米首都ワシントンD.C.(Washington D.C.)に近いメリーランド(Maryland)州ベセスダ(Bethesda)に本拠を置く同社によると、新型の小型核融合炉は従来の原子炉よりそのサイズが小さいため、核融合炉の設計・建設・試験運転までを1年足らずで行うことが可能だという。
同社の開発チームは、これらのサイクルを数回完了させた後、5年以内に試作機を完成させる計画を立てていると述べた。
ロッキード・マーティンの開発チーム「スカンクワークス(Skunk Works)」の革新技術部門「Revolutionary Technology Programs」で小型核融合炉の開発チームを率いるトム・マクガイア(Tom McGuire)氏は「われわれの小型核融合炉のコンセプトは、いくつかの代替的な磁場閉じ込め方式のアプローチを組み合わせたもので、それぞれの最も優れた部分を取り入れている。これにより、従来のコンセプトに比べて9割の小型化を実現できる」と説明している。

----

## 記述問題 1:
本文のうち「米首都ワシントンD.C.(W」で始まり「る計画を立てていると述べた。」まで続く部分を、一字も変えずに書き写してもらえますか？
## 記述問題 2:
次の(a)～(c)は本文の内容と合っていますか？それぞれ「はい」か「いいえ」で答え、判断の決め手となる本文の語句をそのまま引用してください。
(a) 開発チームは5年以内に試作機を完成させる計画を立てている。
(b) 小型核融合炉は、ただ一つの磁場閉じ込め方式だけを採用している。
(c) 従来のコンセプトと比べて、サイズを半分に小型化できる。
データを見なくても解答できます。

## 参考データ:
----

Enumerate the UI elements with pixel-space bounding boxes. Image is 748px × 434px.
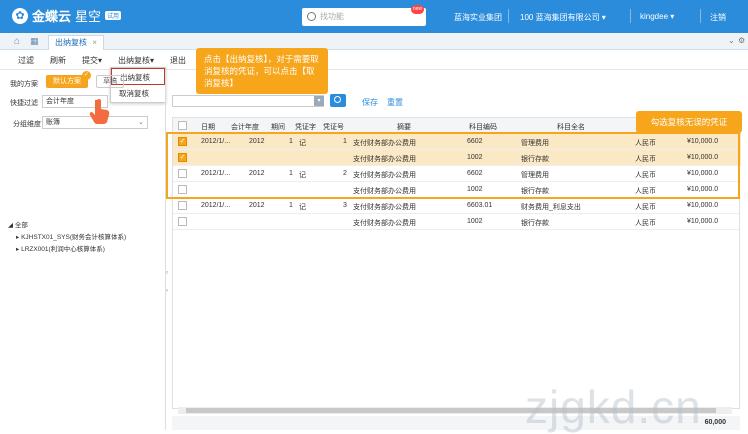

----

## 模範解答 1:
米首都ワシントンD.C.(Washington D.C.)に近いメリーランド(Maryland)州ベセスダ(Bethesda)に本拠を置く同社によると、新型の小型核融合炉は従来の原子炉よりそのサイズが小さいため、核融合炉の設計・建設・試験運転までを1年足らずで行うことが可能だという。
同社の開発チームは、これらのサイクルを数回完了させた後、5年以内に試作機を完成させる計画を立てていると述べた。

## 模範解答 2:
(a) はい。「5年以内に試作機を完成させる計画を立てている」
(b) いいえ。「いくつかの代替的な磁場閉じ込め方式のアプローチを組み合わせたもの」
(c) いいえ。「従来のコンセプトに比べて9割の小型化を実現できる」